[REQUIRED TASK]:
Can you transcribe every entry word for word, skipping the images?

** begin **

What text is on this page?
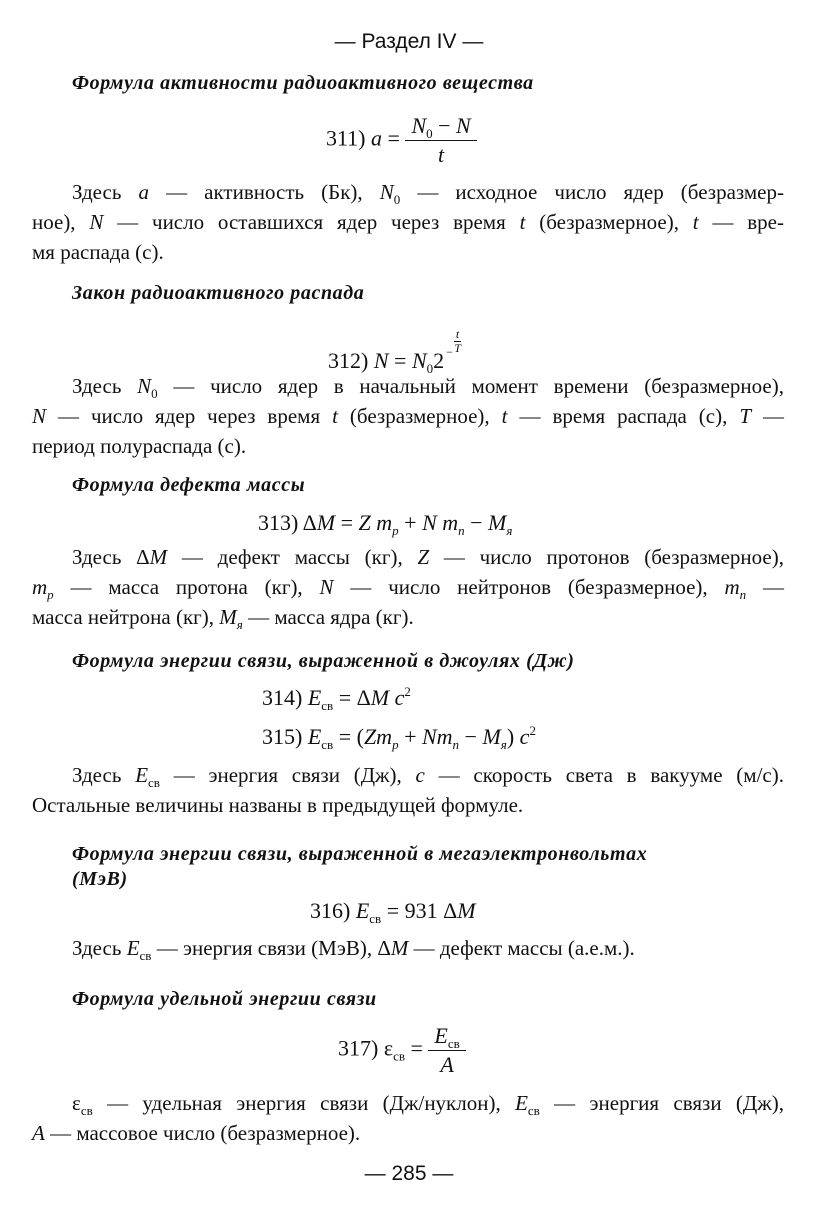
— Раздел IV —
Формула активности радиоактивного вещества
311) $a = \frac{N_0 - N}{t}$
Здесь a — активность (Бк), $N_0$ — исходное число ядер (безразмер-
ное), N — число оставшихся ядер через время t (безразмерное), t — вре-
мя распада (с).
Закон радиоактивного распада
312) $N = N_02$ $^- \frac{t}{T}$
Здесь $N_0$ — число ядер в начальный момент времени (безразмерное),
N — число ядер через время t (безразмерное), t — время распада (с), T —
период полураспада (с).
Формула дефекта массы
313) ΔM = Z $m_p + N$ $m_n - M_я$
Здесь ΔM — дефект массы (кг), Z — число протонов (безразмерное),
$m_p$ — масса протона (кг), N — число нейтронов (безразмерное), $m_n$ —
масса нейтрона (кг), $M_я$ — масса ядра (кг).
Формула энергии связи, выраженной в джоулях (Дж)
314) $E_{св} = \Delta M$ $c^2$
315) $E_{св} = (Zm_p + Nm_n - M_я)$ $c^2$
Здесь $E_{св}$ — энергия связи (Дж), c — скорость света в вакууме (м/с).
Остальные величины названы в предыдущей формуле.
Формула энергии связи, выраженной в мегаэлектронвольтах
(МэВ)
316) $E_{св} = 931$ ΔM
Здесь $E_{св}$ — энергия связи (МэВ), ΔM — дефект массы (а.е.м.).
Формула удельной энергии связи
317) $\varepsilon_{св} = \frac{E_{св}}{A}$
$\varepsilon_{св}$ — удельная энергия связи (Дж/нуклон), $E_{св}$ — энергия связи (Дж),
A — массовое число (безразмерное).
— 285 —
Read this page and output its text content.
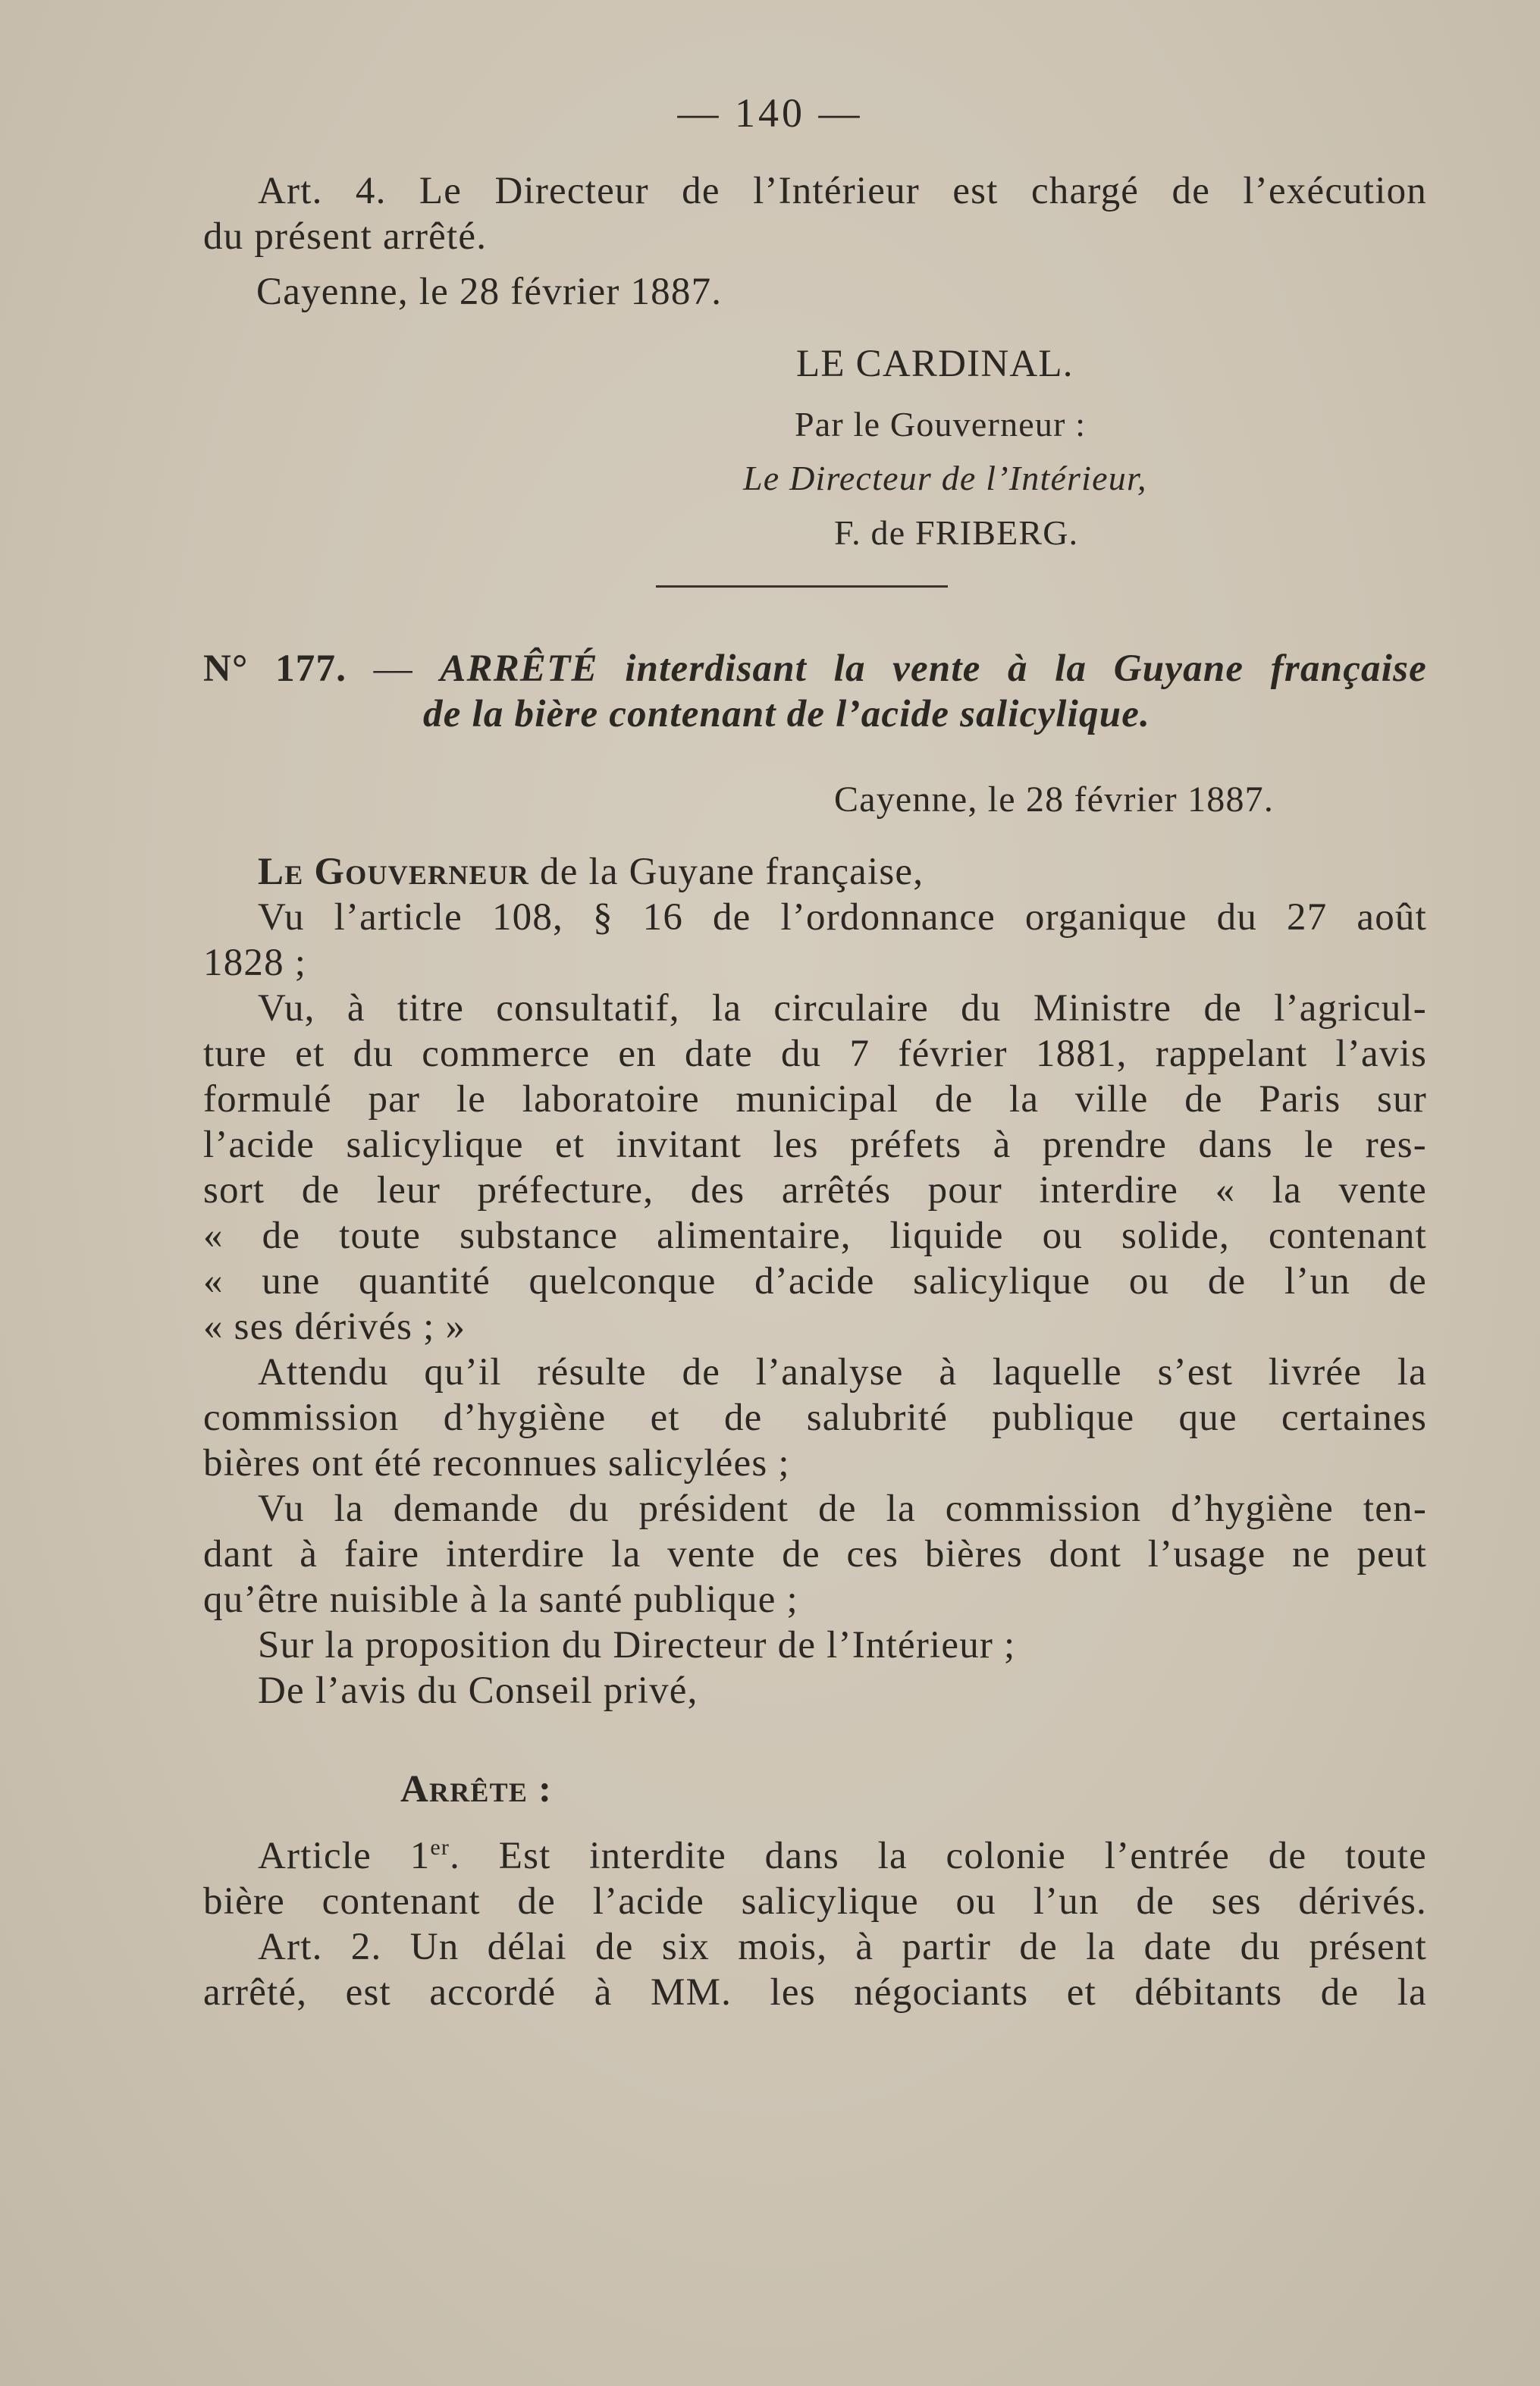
— 140 —
Art. 4. Le Directeur de l’Intérieur est chargé de l’exécution
du présent arrêté.
Cayenne, le 28 février 1887.
LE CARDINAL.
Par le Gouverneur :
Le Directeur de l’Intérieur,
F. de FRIBERG.
N° 177. — ARRÊTÉ interdisant la vente à la Guyane française
de la bière contenant de l’acide salicylique.
Cayenne, le 28 février 1887.
Le Gouverneur de la Guyane française,
Vu l’article 108, § 16 de l’ordonnance organique du 27 août
1828 ;
Vu, à titre consultatif, la circulaire du Ministre de l’agricul-
ture et du commerce en date du 7 février 1881, rappelant l’avis
formulé par le laboratoire municipal de la ville de Paris sur
l’acide salicylique et invitant les préfets à prendre dans le res-
sort de leur préfecture, des arrêtés pour interdire « la vente
« de toute substance alimentaire, liquide ou solide, contenant
« une quantité quelconque d’acide salicylique ou de l’un de
« ses dérivés ; »
Attendu qu’il résulte de l’analyse à laquelle s’est livrée la
commission d’hygiène et de salubrité publique que certaines
bières ont été reconnues salicylées ;
Vu la demande du président de la commission d’hygiène ten-
dant à faire interdire la vente de ces bières dont l’usage ne peut
qu’être nuisible à la santé publique ;
Sur la proposition du Directeur de l’Intérieur ;
De l’avis du Conseil privé,
Arrête :
Article 1er. Est interdite dans la colonie l’entrée de toute
bière contenant de l’acide salicylique ou l’un de ses dérivés.
Art. 2. Un délai de six mois, à partir de la date du présent
arrêté, est accordé à MM. les négociants et débitants de la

** end **

[RESULT]:
What text is on this page?
— Раздел IV —
Формула активности радиоактивного вещества
311) $a = \frac{N_0 - N}{t}$
Здесь a — активность (Бк), $N_0$ — исходное число ядер (безразмер-
ное), N — число оставшихся ядер через время t (безразмерное), t — вре-
мя распада (с).
Закон радиоактивного распада
312) $N = N_02$ $^- \frac{t}{T}$
Здесь $N_0$ — число ядер в начальный момент времени (безразмерное),
N — число ядер через время t (безразмерное), t — время распада (с), T —
период полураспада (с).
Формула дефекта массы
313) ΔM = Z $m_p + N$ $m_n - M_я$
Здесь ΔM — дефект массы (кг), Z — число протонов (безразмерное),
$m_p$ — масса протона (кг), N — число нейтронов (безразмерное), $m_n$ —
масса нейтрона (кг), $M_я$ — масса ядра (кг).
Формула энергии связи, выраженной в джоулях (Дж)
314) $E_{св} = \Delta M$ $c^2$
315) $E_{св} = (Zm_p + Nm_n - M_я)$ $c^2$
Здесь $E_{св}$ — энергия связи (Дж), c — скорость света в вакууме (м/с).
Остальные величины названы в предыдущей формуле.
Формула энергии связи, выраженной в мегаэлектронвольтах
(МэВ)
316) $E_{св} = 931$ ΔM
Здесь $E_{св}$ — энергия связи (МэВ), ΔM — дефект массы (а.е.м.).
Формула удельной энергии связи
317) $\varepsilon_{св} = \frac{E_{св}}{A}$
$\varepsilon_{св}$ — удельная энергия связи (Дж/нуклон), $E_{св}$ — энергия связи (Дж),
A — массовое число (безразмерное).
— 285 —
Read this page and output its text content.
— 140 —
Art. 4. Le Directeur de l’Intérieur est chargé de l’exécution
du présent arrêté.
Cayenne, le 28 février 1887.
LE CARDINAL.
Par le Gouverneur :
Le Directeur de l’Intérieur,
F. de FRIBERG.
N° 177. — ARRÊTÉ interdisant la vente à la Guyane française
de la bière contenant de l’acide salicylique.
Cayenne, le 28 février 1887.
Le Gouverneur de la Guyane française,
Vu l’article 108, § 16 de l’ordonnance organique du 27 août
1828 ;
Vu, à titre consultatif, la circulaire du Ministre de l’agricul-
ture et du commerce en date du 7 février 1881, rappelant l’avis
formulé par le laboratoire municipal de la ville de Paris sur
l’acide salicylique et invitant les préfets à prendre dans le res-
sort de leur préfecture, des arrêtés pour interdire « la vente
« de toute substance alimentaire, liquide ou solide, contenant
« une quantité quelconque d’acide salicylique ou de l’un de
« ses dérivés ; »
Attendu qu’il résulte de l’analyse à laquelle s’est livrée la
commission d’hygiène et de salubrité publique que certaines
bières ont été reconnues salicylées ;
Vu la demande du président de la commission d’hygiène ten-
dant à faire interdire la vente de ces bières dont l’usage ne peut
qu’être nuisible à la santé publique ;
Sur la proposition du Directeur de l’Intérieur ;
De l’avis du Conseil privé,
Arrête :
Article 1er. Est interdite dans la colonie l’entrée de toute
bière contenant de l’acide salicylique ou l’un de ses dérivés.
Art. 2. Un délai de six mois, à partir de la date du présent
arrêté, est accordé à MM. les négociants et débitants de la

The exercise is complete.